**DATA EXCERPTS:**

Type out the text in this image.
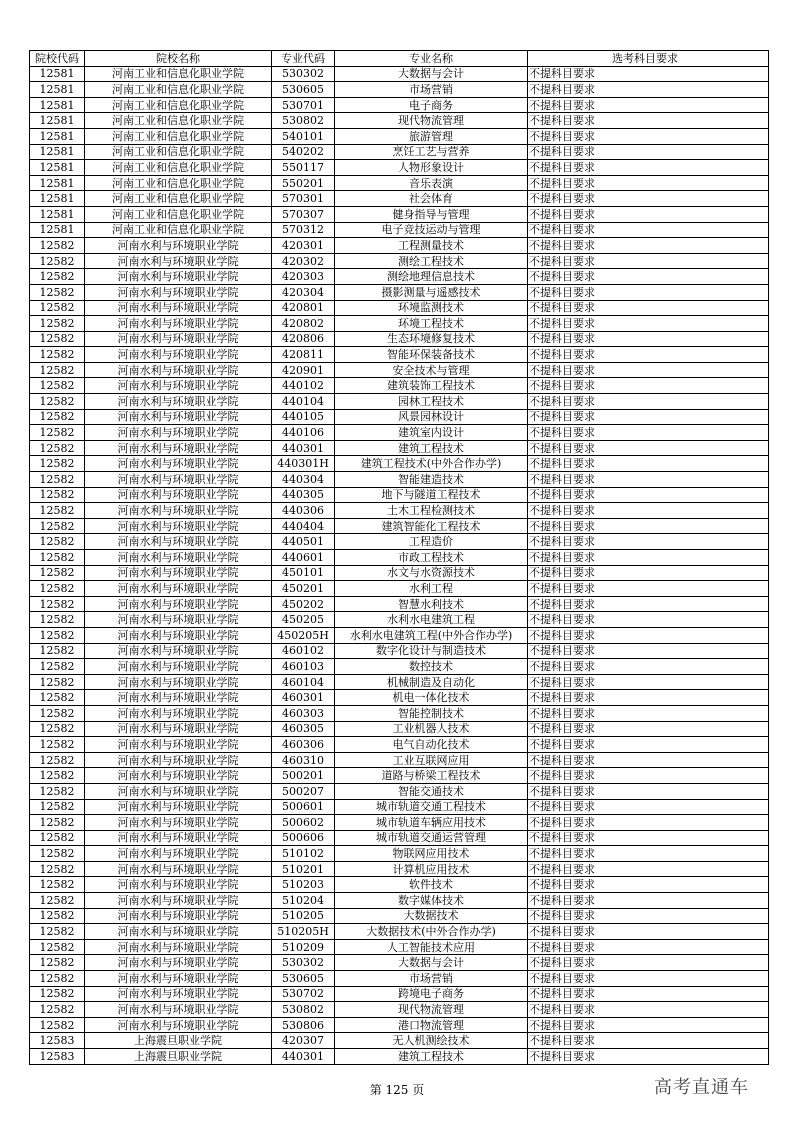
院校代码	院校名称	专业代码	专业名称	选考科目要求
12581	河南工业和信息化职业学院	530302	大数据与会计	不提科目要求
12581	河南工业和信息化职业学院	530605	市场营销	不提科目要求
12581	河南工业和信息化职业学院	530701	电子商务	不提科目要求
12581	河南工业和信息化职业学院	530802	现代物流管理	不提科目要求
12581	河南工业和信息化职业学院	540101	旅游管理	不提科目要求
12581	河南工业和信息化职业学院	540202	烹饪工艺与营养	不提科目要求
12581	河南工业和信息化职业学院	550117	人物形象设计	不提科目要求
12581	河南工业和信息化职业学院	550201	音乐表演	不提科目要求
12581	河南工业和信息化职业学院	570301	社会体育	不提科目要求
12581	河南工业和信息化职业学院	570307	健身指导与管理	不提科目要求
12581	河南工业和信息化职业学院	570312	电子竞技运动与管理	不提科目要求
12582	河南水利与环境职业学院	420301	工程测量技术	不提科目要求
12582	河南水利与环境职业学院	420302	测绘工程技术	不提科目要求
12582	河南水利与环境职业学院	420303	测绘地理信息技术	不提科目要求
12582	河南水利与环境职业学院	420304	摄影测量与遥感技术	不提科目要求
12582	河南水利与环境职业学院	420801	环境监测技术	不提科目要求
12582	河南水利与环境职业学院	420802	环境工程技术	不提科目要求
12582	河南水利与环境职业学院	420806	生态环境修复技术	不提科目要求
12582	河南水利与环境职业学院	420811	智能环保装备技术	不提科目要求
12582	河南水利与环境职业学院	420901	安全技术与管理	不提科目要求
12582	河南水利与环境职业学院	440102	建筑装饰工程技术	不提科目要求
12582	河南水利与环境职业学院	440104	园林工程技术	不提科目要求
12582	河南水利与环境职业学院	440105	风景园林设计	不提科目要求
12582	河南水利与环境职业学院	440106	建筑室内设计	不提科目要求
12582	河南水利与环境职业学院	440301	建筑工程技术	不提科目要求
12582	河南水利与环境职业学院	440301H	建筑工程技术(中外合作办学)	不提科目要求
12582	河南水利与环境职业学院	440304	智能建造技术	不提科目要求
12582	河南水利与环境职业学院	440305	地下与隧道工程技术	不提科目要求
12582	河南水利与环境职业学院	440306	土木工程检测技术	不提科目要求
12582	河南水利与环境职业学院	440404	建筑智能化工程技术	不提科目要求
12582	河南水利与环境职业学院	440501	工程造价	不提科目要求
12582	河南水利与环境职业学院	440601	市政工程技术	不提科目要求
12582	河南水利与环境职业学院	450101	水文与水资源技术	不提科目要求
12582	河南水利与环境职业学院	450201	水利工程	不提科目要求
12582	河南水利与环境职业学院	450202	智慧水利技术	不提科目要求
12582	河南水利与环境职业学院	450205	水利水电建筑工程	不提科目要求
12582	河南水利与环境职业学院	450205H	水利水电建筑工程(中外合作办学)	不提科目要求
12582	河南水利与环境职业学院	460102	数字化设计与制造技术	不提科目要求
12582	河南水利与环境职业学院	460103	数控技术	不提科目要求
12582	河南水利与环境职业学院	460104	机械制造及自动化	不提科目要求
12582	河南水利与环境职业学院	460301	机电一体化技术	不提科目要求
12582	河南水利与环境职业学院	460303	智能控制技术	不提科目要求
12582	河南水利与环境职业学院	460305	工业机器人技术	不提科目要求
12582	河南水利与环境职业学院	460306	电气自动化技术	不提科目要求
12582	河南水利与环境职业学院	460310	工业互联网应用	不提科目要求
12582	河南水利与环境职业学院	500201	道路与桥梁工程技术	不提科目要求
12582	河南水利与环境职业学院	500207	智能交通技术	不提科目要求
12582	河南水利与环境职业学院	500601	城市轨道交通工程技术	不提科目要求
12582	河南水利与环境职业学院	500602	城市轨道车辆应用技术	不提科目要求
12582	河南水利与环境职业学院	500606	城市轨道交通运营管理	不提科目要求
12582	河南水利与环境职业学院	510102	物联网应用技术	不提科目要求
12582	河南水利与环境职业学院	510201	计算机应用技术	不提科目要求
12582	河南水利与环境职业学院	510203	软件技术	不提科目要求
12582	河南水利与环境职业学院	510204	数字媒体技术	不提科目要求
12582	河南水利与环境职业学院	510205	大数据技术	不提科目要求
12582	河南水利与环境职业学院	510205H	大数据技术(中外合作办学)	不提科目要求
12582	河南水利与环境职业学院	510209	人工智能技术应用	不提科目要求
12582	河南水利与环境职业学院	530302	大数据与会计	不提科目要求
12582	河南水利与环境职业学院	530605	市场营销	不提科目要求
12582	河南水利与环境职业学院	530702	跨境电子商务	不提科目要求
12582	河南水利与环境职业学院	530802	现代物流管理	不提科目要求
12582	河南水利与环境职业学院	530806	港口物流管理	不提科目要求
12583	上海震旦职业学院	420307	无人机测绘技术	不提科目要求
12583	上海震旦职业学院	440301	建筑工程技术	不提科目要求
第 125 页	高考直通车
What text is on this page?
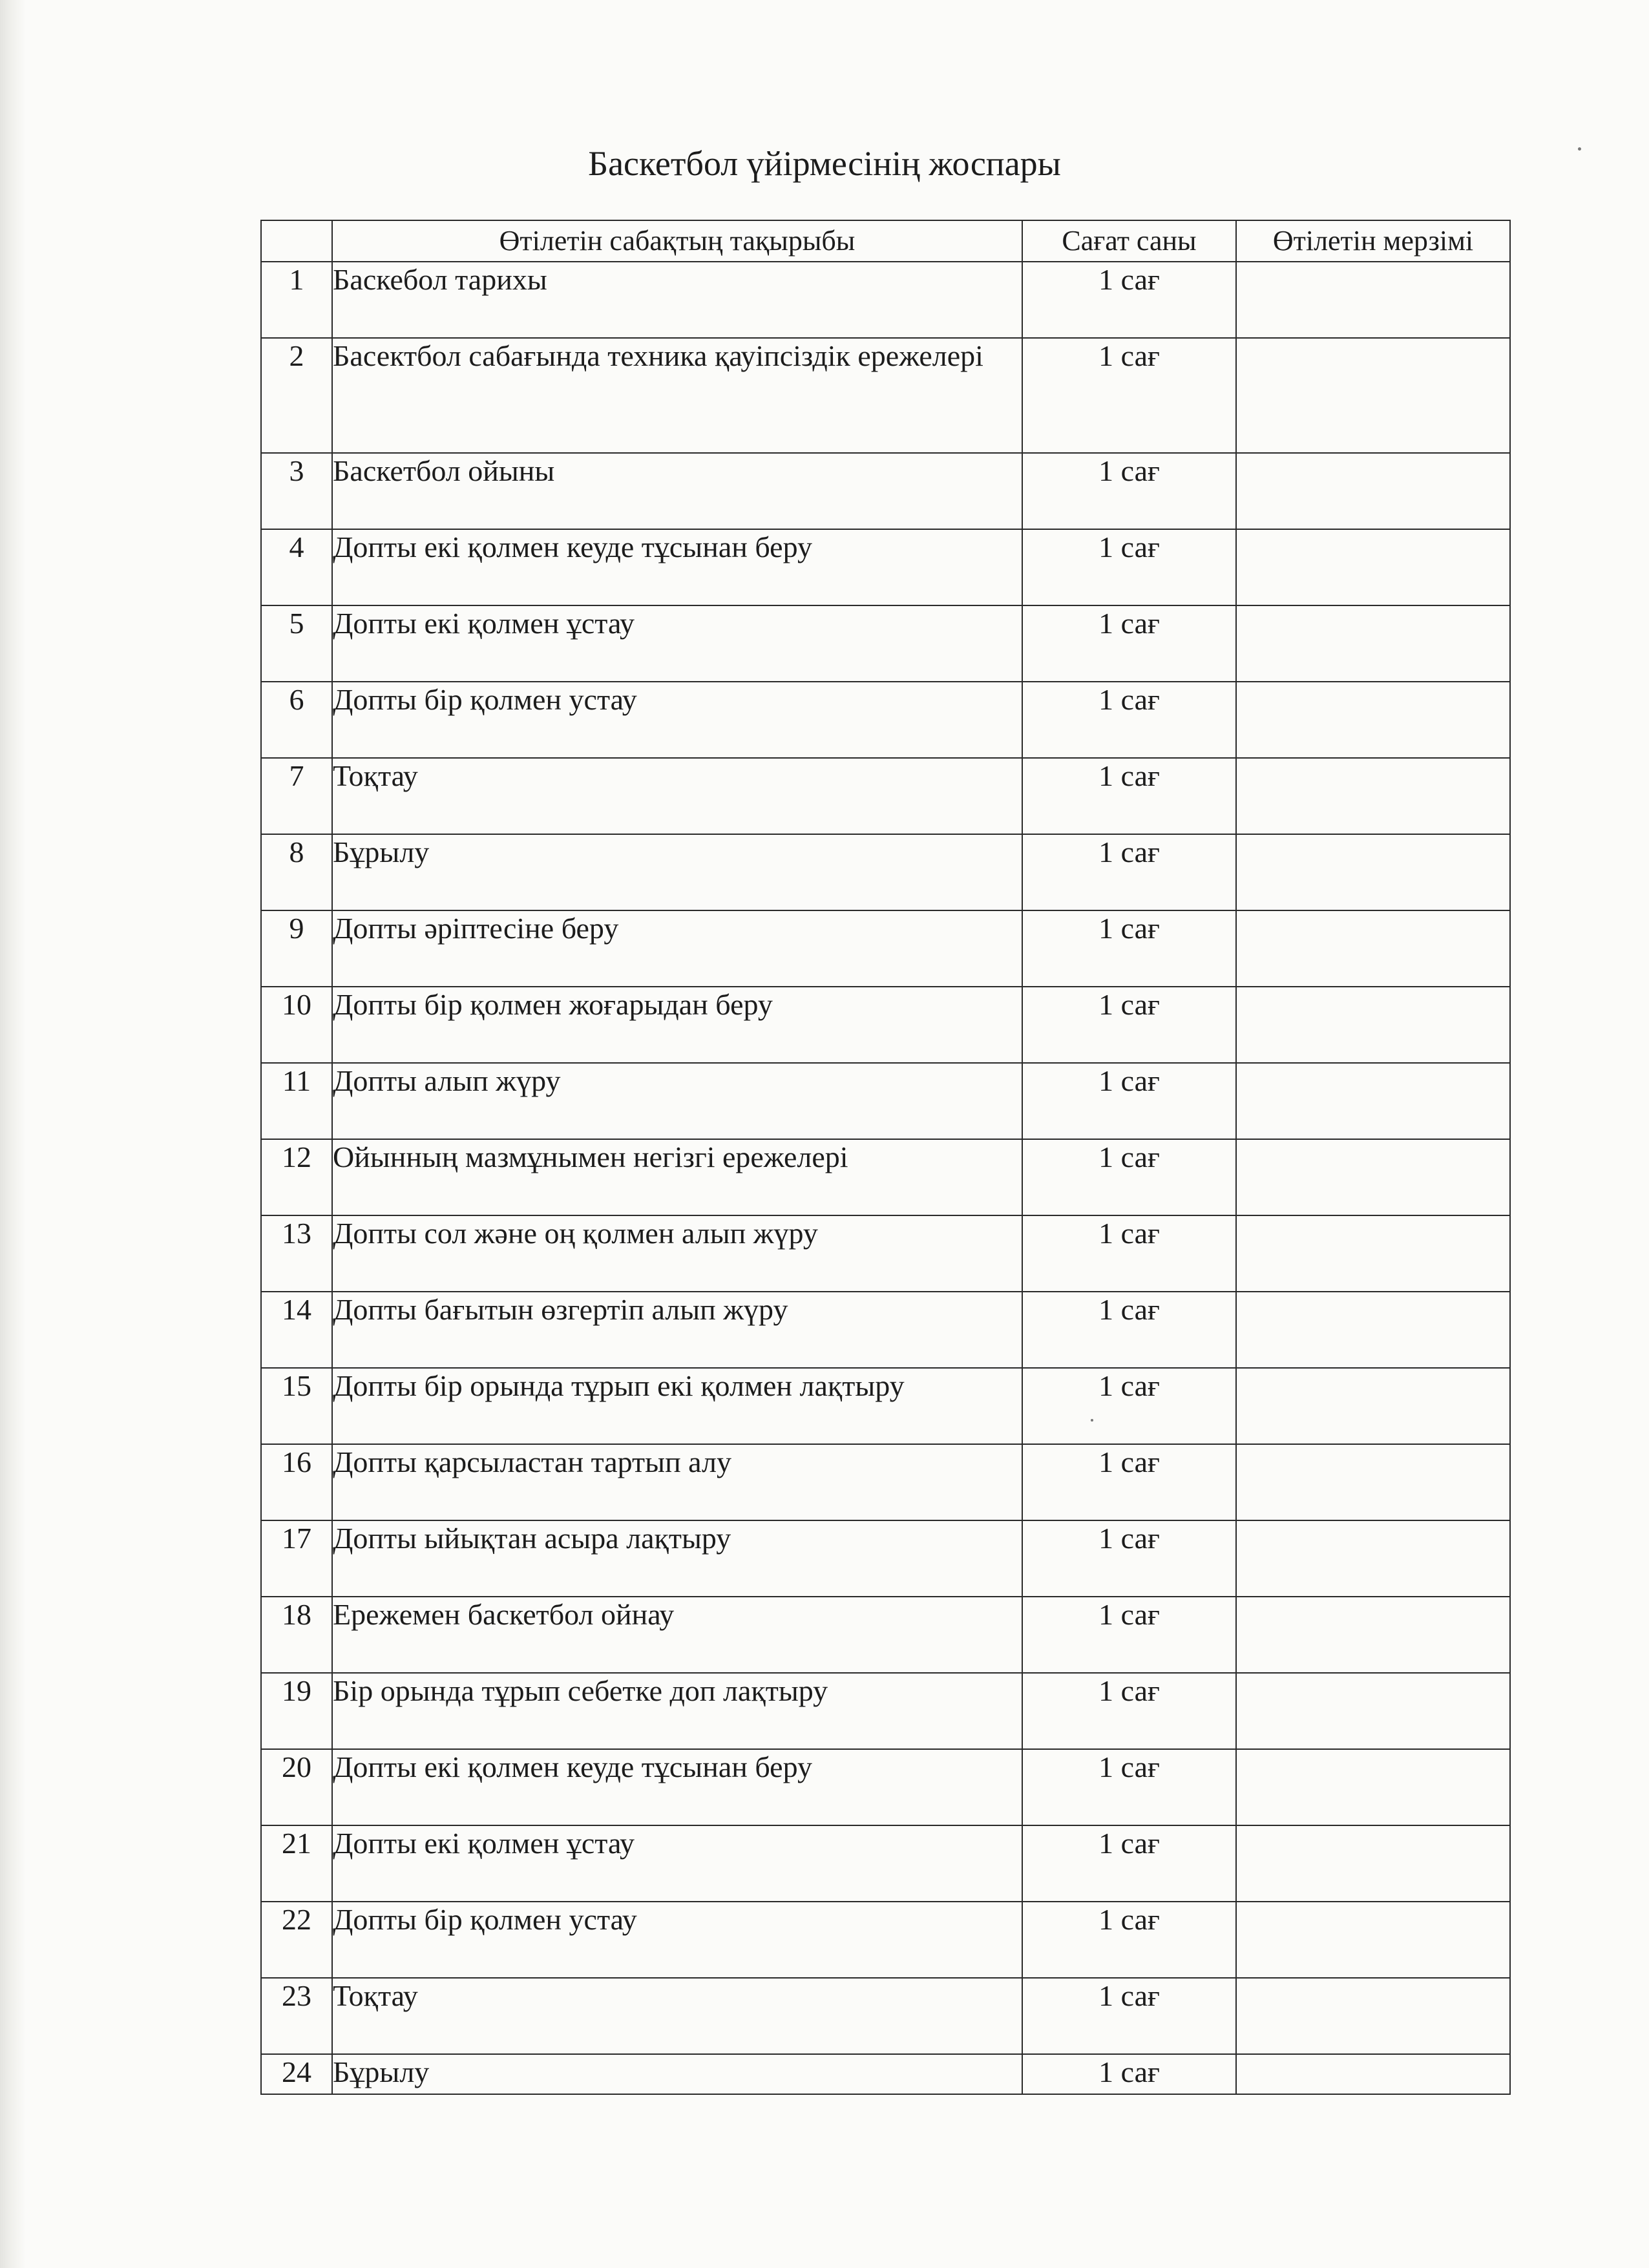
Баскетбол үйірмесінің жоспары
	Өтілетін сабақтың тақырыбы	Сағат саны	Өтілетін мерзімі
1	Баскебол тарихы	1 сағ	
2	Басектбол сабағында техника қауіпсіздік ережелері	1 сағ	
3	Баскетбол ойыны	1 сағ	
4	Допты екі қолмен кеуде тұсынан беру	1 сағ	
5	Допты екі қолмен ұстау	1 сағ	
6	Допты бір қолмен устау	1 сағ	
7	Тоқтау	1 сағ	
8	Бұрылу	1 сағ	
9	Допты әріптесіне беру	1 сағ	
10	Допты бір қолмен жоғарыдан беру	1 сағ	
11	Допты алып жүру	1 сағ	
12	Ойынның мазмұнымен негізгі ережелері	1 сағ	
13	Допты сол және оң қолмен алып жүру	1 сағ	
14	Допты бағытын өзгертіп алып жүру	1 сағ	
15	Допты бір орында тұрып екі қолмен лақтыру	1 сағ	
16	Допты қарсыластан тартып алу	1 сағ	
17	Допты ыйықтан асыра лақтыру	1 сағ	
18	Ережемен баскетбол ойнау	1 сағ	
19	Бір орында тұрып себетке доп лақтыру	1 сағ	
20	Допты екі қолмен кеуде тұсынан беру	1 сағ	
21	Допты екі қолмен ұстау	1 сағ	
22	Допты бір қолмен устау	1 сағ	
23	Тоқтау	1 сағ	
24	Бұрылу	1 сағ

**STATED PROBLEM:** Which lines hold the word "лақтыру"? Show each one.

**CORRECT RESPONSE:**
15	Допты бір орында тұрып екі қолмен лақтыру	1 сағ	
17	Допты ыйықтан асыра лақтыру	1 сағ	
19	Бір орында тұрып себетке доп лақтыру	1 сағ	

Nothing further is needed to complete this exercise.